**Problem statement**
Write out each line of the material again, word for word.

**Data records**
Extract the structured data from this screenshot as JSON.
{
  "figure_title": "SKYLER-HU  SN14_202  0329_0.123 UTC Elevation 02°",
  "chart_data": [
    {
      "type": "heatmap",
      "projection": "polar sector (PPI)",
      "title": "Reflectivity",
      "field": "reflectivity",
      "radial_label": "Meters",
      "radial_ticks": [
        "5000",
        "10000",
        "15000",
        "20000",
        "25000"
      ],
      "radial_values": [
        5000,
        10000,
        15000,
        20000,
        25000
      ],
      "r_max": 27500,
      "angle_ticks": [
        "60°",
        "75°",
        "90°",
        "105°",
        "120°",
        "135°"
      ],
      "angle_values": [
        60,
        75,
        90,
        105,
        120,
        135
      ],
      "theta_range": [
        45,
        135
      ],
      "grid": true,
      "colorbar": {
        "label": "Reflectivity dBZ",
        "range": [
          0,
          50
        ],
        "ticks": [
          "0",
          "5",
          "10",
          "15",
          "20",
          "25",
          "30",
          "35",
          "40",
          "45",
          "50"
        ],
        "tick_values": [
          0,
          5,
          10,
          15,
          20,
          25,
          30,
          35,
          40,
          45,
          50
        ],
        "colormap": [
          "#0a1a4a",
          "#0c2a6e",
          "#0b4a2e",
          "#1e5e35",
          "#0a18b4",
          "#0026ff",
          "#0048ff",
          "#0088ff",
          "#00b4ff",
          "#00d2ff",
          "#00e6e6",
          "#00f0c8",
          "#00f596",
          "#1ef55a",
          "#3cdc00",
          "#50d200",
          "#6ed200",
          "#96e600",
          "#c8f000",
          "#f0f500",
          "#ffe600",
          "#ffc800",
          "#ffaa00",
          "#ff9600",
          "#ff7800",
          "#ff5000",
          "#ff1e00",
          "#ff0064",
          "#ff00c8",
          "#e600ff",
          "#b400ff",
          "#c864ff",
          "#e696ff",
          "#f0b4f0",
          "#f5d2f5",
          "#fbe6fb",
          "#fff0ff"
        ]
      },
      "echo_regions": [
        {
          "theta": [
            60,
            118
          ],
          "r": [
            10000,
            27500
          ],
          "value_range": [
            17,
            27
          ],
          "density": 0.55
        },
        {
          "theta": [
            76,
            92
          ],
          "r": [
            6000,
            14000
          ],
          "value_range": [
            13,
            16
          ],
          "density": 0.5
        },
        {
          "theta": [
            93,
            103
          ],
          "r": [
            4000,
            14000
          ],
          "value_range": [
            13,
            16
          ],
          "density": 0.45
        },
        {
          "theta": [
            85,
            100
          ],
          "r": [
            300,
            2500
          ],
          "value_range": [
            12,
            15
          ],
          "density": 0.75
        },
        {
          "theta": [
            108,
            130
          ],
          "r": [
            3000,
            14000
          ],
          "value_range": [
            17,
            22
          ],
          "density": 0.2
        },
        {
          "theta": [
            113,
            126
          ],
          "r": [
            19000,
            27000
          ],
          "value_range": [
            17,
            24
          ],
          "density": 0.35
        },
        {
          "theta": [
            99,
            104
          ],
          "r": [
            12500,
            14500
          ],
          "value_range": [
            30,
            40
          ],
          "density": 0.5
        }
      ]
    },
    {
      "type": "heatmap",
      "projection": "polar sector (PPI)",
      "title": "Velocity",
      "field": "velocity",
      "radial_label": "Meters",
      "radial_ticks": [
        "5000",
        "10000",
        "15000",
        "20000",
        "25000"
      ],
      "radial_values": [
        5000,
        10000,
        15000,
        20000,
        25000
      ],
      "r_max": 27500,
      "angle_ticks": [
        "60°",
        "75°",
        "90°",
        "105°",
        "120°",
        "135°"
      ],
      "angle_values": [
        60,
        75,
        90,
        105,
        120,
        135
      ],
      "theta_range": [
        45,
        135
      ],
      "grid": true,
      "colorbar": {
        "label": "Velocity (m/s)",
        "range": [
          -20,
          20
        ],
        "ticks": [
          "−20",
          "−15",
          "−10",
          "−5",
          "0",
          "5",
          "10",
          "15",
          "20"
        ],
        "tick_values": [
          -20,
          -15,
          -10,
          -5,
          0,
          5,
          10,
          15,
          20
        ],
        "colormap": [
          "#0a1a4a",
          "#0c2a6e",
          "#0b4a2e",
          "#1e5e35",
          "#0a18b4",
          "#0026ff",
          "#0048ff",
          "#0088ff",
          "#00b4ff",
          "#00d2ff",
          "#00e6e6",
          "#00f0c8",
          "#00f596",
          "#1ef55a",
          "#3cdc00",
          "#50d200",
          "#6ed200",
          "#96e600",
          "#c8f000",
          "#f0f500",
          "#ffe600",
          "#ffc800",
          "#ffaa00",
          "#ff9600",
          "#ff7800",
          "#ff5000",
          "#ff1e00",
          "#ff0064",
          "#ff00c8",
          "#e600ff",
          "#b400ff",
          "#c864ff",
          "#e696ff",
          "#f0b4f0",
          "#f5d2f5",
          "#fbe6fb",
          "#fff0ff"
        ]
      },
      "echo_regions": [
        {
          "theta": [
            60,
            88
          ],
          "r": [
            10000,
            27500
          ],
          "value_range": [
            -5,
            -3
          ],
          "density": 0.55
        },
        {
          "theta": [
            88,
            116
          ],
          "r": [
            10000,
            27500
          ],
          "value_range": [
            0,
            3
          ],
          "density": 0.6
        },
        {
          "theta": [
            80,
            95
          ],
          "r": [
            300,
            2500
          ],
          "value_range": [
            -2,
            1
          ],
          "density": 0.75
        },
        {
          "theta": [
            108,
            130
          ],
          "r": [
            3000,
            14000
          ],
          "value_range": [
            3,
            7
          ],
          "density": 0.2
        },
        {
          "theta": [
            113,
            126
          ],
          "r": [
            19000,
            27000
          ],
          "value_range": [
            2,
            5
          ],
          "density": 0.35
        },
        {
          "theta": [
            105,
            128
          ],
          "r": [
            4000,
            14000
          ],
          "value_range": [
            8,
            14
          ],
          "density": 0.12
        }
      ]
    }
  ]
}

**The answer**
Extract the structured data from this screenshot as JSON.
{
  "figure_title": "SKYLER-HU  SN14_202  0329_0.123 UTC Elevation 02°",
  "chart_data": [
    {
      "type": "heatmap",
      "projection": "polar sector (PPI)",
      "title": "Reflectivity",
      "field": "reflectivity",
      "radial_label": "Meters",
      "radial_ticks": [
        "5000",
        "10000",
        "15000",
        "20000",
        "25000"
      ],
      "radial_values": [
        5000,
        10000,
        15000,
        20000,
        25000
      ],
      "r_max": 27500,
      "angle_ticks": [
        "60°",
        "75°",
        "90°",
        "105°",
        "120°",
        "135°"
      ],
      "angle_values": [
        60,
        75,
        90,
        105,
        120,
        135
      ],
      "theta_range": [
        45,
        135
      ],
      "grid": true,
      "colorbar": {
        "label": "Reflectivity dBZ",
        "range": [
          0,
          50
        ],
        "ticks": [
          "0",
          "5",
          "10",
          "15",
          "20",
          "25",
          "30",
          "35",
          "40",
          "45",
          "50"
        ],
        "tick_values": [
          0,
          5,
          10,
          15,
          20,
          25,
          30,
          35,
          40,
          45,
          50
        ],
        "colormap": [
          "#0a1a4a",
          "#0c2a6e",
          "#0b4a2e",
          "#1e5e35",
          "#0a18b4",
          "#0026ff",
          "#0048ff",
          "#0088ff",
          "#00b4ff",
          "#00d2ff",
          "#00e6e6",
          "#00f0c8",
          "#00f596",
          "#1ef55a",
          "#3cdc00",
          "#50d200",
          "#6ed200",
          "#96e600",
          "#c8f000",
          "#f0f500",
          "#ffe600",
          "#ffc800",
          "#ffaa00",
          "#ff9600",
          "#ff7800",
          "#ff5000",
          "#ff1e00",
          "#ff0064",
          "#ff00c8",
          "#e600ff",
          "#b400ff",
          "#c864ff",
          "#e696ff",
          "#f0b4f0",
          "#f5d2f5",
          "#fbe6fb",
          "#fff0ff"
        ]
      },
      "echo_regions": [
        {
          "theta": [
            60,
            118
          ],
          "r": [
            10000,
            27500
          ],
          "value_range": [
            17,
            27
          ],
          "density": 0.55
        },
        {
          "theta": [
            76,
            92
          ],
          "r": [
            6000,
            14000
          ],
          "value_range": [
            13,
            16
          ],
          "density": 0.5
        },
        {
          "theta": [
            93,
            103
          ],
          "r": [
            4000,
            14000
          ],
          "value_range": [
            13,
            16
          ],
          "density": 0.45
        },
        {
          "theta": [
            85,
            100
          ],
          "r": [
            300,
            2500
          ],
          "value_range": [
            12,
            15
          ],
          "density": 0.75
        },
        {
          "theta": [
            108,
            130
          ],
          "r": [
            3000,
            14000
          ],
          "value_range": [
            17,
            22
          ],
          "density": 0.2
        },
        {
          "theta": [
            113,
            126
          ],
          "r": [
            19000,
            27000
          ],
          "value_range": [
            17,
            24
          ],
          "density": 0.35
        },
        {
          "theta": [
            99,
            104
          ],
          "r": [
            12500,
            14500
          ],
          "value_range": [
            30,
            40
          ],
          "density": 0.5
        }
      ]
    },
    {
      "type": "heatmap",
      "projection": "polar sector (PPI)",
      "title": "Velocity",
      "field": "velocity",
      "radial_label": "Meters",
      "radial_ticks": [
        "5000",
        "10000",
        "15000",
        "20000",
        "25000"
      ],
      "radial_values": [
        5000,
        10000,
        15000,
        20000,
        25000
      ],
      "r_max": 27500,
      "angle_ticks": [
        "60°",
        "75°",
        "90°",
        "105°",
        "120°",
        "135°"
      ],
      "angle_values": [
        60,
        75,
        90,
        105,
        120,
        135
      ],
      "theta_range": [
        45,
        135
      ],
      "grid": true,
      "colorbar": {
        "label": "Velocity (m/s)",
        "range": [
          -20,
          20
        ],
        "ticks": [
          "−20",
          "−15",
          "−10",
          "−5",
          "0",
          "5",
          "10",
          "15",
          "20"
        ],
        "tick_values": [
          -20,
          -15,
          -10,
          -5,
          0,
          5,
          10,
          15,
          20
        ],
        "colormap": [
          "#0a1a4a",
          "#0c2a6e",
          "#0b4a2e",
          "#1e5e35",
          "#0a18b4",
          "#0026ff",
          "#0048ff",
          "#0088ff",
          "#00b4ff",
          "#00d2ff",
          "#00e6e6",
          "#00f0c8",
          "#00f596",
          "#1ef55a",
          "#3cdc00",
          "#50d200",
          "#6ed200",
          "#96e600",
          "#c8f000",
          "#f0f500",
          "#ffe600",
          "#ffc800",
          "#ffaa00",
          "#ff9600",
          "#ff7800",
          "#ff5000",
          "#ff1e00",
          "#ff0064",
          "#ff00c8",
          "#e600ff",
          "#b400ff",
          "#c864ff",
          "#e696ff",
          "#f0b4f0",
          "#f5d2f5",
          "#fbe6fb",
          "#fff0ff"
        ]
      },
      "echo_regions": [
        {
          "theta": [
            60,
            88
          ],
          "r": [
            10000,
            27500
          ],
          "value_range": [
            -5,
            -3
          ],
          "density": 0.55
        },
        {
          "theta": [
            88,
            116
          ],
          "r": [
            10000,
            27500
          ],
          "value_range": [
            0,
            3
          ],
          "density": 0.6
        },
        {
          "theta": [
            80,
            95
          ],
          "r": [
            300,
            2500
          ],
          "value_range": [
            -2,
            1
          ],
          "density": 0.75
        },
        {
          "theta": [
            108,
            130
          ],
          "r": [
            3000,
            14000
          ],
          "value_range": [
            3,
            7
          ],
          "density": 0.2
        },
        {
          "theta": [
            113,
            126
          ],
          "r": [
            19000,
            27000
          ],
          "value_range": [
            2,
            5
          ],
          "density": 0.35
        },
        {
          "theta": [
            105,
            128
          ],
          "r": [
            4000,
            14000
          ],
          "value_range": [
            8,
            14
          ],
          "density": 0.12
        }
      ]
    }
  ]
}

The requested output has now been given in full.